Given instruction A: Repeat the portion of the MPileup text that opens with the words containing "The pileup status is returned through" and closes with "in the result.".

>> start Text shown

MPileup works same as the pileup and supports multiple inputs against the same reference, giving side by side view of reference and alignments from different inputs.
MPileup needs to be initialized with bam_mpileup_init method which takes pointer to a method, which will be called by pileup to read data from required files, and an array of pointer to data which might be required for this read method to do the read operation. It returns a pointer to the mpileup iterator.
User can specify methods which need to be invoked during the load and unload of an alignment, like constructor and destructor of objects. bam_mplp_constructor and bam_mplp_destructor methods does the setup of these methods in the pileup iterator. During invocation of these methods, the pointer to data passed in the initialization is passed as well. If user want to do any custom status handling or actions during load or unload, it can be done on these methods. Alignment specific data can be created and stored in the custom data pointer and the same will be accessible during return of pileup status. The same will be accessible during destructor as well where any deallocation can be made.
User is expected to invoke bam_mplp_auto api to get the pileup status. It returns the pileup status. During this all alignments are read one by one, using the method given in initialization for data read, until one for a new reference is found or all alignment covering a position is read. On such condition, the pileup status is returned and the same continuous on next bam_mplp_auto call.
The pileup status is returned through a parameter in the method itself, is an array for all inputs, each containing array for positions on which the processing is completed. Along with the result, the reference index, position in reference data and number of alignments which covers this position are passed. User can iterate the result array and get bases from each alignment which covers the given reference position. The alignment specific custom data which were created in constructor function will also be available in the result.

>> end Text shown
>> start Source records

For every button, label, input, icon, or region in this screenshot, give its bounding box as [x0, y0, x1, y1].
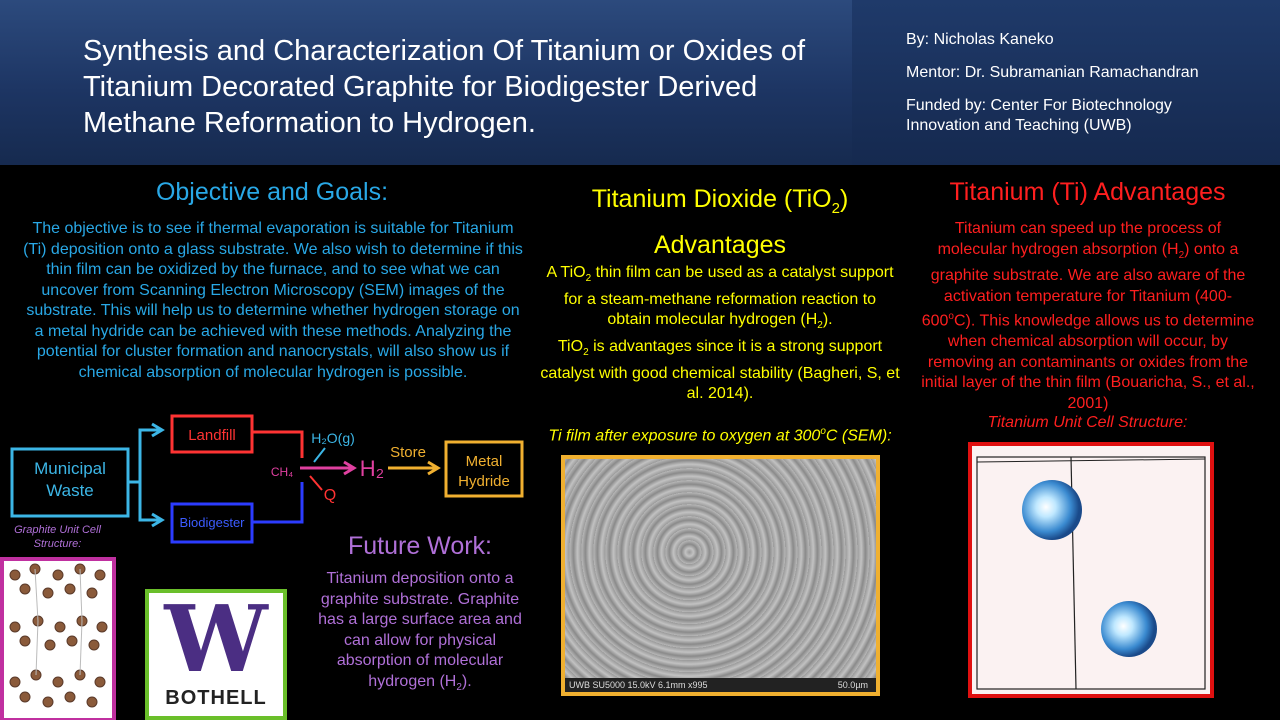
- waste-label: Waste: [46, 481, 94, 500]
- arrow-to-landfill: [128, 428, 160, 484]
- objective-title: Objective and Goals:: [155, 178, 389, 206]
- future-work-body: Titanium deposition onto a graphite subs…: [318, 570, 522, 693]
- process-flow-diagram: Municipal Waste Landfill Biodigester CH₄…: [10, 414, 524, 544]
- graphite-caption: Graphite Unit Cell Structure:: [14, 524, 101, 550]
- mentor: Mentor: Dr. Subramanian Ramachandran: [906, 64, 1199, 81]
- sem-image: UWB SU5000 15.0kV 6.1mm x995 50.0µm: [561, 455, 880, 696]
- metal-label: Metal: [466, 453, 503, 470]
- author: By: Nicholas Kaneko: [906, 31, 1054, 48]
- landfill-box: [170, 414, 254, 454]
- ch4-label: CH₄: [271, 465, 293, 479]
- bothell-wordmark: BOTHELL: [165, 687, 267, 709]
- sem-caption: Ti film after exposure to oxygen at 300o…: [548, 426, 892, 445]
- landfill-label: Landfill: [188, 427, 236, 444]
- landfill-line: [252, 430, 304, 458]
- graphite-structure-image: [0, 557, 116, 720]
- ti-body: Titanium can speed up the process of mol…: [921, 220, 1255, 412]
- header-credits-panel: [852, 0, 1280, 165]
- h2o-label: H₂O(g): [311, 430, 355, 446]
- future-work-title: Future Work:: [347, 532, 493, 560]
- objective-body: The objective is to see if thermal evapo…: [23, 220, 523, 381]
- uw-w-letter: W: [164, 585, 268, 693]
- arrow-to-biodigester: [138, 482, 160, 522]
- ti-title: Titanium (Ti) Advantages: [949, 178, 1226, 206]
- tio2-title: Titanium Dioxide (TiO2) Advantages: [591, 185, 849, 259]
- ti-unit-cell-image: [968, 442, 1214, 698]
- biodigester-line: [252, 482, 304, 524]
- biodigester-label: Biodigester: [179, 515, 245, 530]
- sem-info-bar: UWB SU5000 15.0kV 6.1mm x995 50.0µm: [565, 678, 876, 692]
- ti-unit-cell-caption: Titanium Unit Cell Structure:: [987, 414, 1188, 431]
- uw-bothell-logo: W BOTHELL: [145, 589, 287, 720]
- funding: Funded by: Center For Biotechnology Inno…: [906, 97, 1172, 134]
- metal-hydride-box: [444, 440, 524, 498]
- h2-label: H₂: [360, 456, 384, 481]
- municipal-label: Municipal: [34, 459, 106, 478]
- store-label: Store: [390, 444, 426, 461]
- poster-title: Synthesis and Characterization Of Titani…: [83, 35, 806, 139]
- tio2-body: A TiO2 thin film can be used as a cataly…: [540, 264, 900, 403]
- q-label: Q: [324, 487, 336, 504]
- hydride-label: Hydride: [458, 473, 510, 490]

>> end Source records
>> start Source records

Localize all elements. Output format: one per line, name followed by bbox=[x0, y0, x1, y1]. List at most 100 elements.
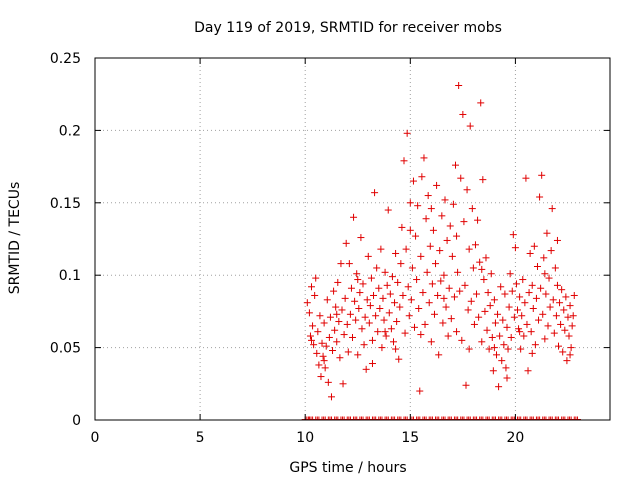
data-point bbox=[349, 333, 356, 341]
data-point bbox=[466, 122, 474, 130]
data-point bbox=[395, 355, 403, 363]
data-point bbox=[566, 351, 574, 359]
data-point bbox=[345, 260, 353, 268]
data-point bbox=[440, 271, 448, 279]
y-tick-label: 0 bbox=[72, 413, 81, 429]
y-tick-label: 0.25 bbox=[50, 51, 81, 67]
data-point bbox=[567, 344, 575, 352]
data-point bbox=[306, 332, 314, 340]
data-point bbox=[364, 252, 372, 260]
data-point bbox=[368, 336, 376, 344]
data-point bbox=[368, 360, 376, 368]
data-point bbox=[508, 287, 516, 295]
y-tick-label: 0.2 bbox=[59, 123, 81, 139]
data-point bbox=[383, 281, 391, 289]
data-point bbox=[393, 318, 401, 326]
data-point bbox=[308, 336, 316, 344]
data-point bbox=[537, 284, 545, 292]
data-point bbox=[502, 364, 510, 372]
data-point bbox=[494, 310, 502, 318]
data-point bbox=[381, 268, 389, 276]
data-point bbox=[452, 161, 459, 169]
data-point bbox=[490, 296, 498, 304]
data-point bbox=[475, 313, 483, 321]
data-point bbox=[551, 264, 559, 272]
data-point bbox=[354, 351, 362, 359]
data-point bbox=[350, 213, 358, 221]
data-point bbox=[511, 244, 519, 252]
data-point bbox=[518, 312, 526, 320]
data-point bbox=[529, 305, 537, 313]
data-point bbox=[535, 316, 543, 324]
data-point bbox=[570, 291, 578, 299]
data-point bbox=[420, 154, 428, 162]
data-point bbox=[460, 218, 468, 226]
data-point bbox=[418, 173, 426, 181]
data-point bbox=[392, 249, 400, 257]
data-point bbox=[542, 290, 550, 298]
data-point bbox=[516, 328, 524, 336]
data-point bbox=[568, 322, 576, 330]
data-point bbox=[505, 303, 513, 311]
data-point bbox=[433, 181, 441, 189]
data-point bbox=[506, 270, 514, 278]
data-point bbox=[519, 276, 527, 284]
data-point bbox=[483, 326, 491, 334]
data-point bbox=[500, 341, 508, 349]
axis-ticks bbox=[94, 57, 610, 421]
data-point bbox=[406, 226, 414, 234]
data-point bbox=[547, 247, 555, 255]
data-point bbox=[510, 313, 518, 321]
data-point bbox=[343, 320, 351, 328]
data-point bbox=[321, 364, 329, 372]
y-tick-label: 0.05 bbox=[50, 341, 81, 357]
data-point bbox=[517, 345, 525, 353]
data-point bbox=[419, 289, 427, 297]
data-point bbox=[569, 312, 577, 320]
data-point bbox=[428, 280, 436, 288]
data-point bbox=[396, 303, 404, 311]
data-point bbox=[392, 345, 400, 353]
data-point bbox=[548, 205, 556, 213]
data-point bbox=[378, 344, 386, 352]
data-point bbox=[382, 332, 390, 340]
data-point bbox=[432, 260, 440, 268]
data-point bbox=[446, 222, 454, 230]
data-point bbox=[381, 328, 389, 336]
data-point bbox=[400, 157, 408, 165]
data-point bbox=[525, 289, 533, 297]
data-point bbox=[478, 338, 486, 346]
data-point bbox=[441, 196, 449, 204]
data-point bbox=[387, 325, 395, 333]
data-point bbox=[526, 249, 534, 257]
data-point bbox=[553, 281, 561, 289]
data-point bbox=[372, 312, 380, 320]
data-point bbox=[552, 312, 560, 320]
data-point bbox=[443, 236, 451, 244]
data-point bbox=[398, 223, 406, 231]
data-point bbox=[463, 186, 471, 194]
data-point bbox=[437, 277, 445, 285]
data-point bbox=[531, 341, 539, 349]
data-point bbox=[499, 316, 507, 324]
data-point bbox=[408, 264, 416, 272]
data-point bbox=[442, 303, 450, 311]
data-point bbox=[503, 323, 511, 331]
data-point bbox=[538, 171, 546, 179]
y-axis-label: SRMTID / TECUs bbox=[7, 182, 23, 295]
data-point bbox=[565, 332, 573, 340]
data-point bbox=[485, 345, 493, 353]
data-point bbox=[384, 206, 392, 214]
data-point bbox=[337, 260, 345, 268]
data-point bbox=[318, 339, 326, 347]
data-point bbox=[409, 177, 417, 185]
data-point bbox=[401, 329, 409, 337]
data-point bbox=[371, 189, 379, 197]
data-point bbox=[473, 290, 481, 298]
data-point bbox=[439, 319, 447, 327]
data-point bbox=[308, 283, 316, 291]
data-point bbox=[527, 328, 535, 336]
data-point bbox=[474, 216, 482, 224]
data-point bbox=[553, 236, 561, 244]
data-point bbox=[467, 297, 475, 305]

>> end Source records

Given instruction B: In the entries, take the part that opens with the line containing "data-point bbox=[349, 333, 356, 341]" and closes with the line containing "data-point bbox=[321, 364, 329, 372]", and substitute "y-axis-label" for each "y-tick-label", leaving everything else as it is. Output only those lines.

Worked solution A:
The pileup status is returned through a parameter in the method itself, is an array for all inputs, each containing array for positions on which the processing is completed. Along with the result, the reference index, position in reference data and number of alignments which covers this position are passed. User can iterate the result array and get bases from each alignment which covers the given reference position. The alignment specific custom data which were created in constructor function will also be available in the result.

Worked solution B:
data-point bbox=[349, 333, 356, 341]
data-point bbox=[466, 122, 474, 130]
data-point bbox=[395, 355, 403, 363]
data-point bbox=[566, 351, 574, 359]
data-point bbox=[345, 260, 353, 268]
data-point bbox=[440, 271, 448, 279]
y-axis-label: 0 bbox=[72, 413, 81, 429]
y-axis-label: 0.25 bbox=[50, 51, 81, 67]
data-point bbox=[567, 344, 575, 352]
data-point bbox=[306, 332, 314, 340]
data-point bbox=[364, 252, 372, 260]
data-point bbox=[368, 336, 376, 344]
data-point bbox=[368, 360, 376, 368]
data-point bbox=[508, 287, 516, 295]
y-axis-label: 0.2 bbox=[59, 123, 81, 139]
data-point bbox=[383, 281, 391, 289]
data-point bbox=[393, 318, 401, 326]
data-point bbox=[308, 336, 316, 344]
data-point bbox=[537, 284, 545, 292]
data-point bbox=[502, 364, 510, 372]
data-point bbox=[494, 310, 502, 318]
data-point bbox=[381, 268, 389, 276]
data-point bbox=[452, 161, 459, 169]
data-point bbox=[490, 296, 498, 304]
data-point bbox=[475, 313, 483, 321]
data-point bbox=[551, 264, 559, 272]
data-point bbox=[354, 351, 362, 359]
data-point bbox=[350, 213, 358, 221]
data-point bbox=[511, 244, 519, 252]
data-point bbox=[518, 312, 526, 320]
data-point bbox=[529, 305, 537, 313]
data-point bbox=[535, 316, 543, 324]
data-point bbox=[570, 291, 578, 299]
data-point bbox=[420, 154, 428, 162]
data-point bbox=[460, 218, 468, 226]
data-point bbox=[418, 173, 426, 181]
data-point bbox=[392, 249, 400, 257]
data-point bbox=[542, 290, 550, 298]
data-point bbox=[516, 328, 524, 336]
data-point bbox=[568, 322, 576, 330]
data-point bbox=[505, 303, 513, 311]
data-point bbox=[433, 181, 441, 189]
data-point bbox=[506, 270, 514, 278]
data-point bbox=[519, 276, 527, 284]
data-point bbox=[483, 326, 491, 334]
data-point bbox=[500, 341, 508, 349]
axis-ticks bbox=[94, 57, 610, 421]
data-point bbox=[406, 226, 414, 234]
data-point bbox=[547, 247, 555, 255]
data-point bbox=[510, 313, 518, 321]
data-point bbox=[343, 320, 351, 328]
data-point bbox=[321, 364, 329, 372]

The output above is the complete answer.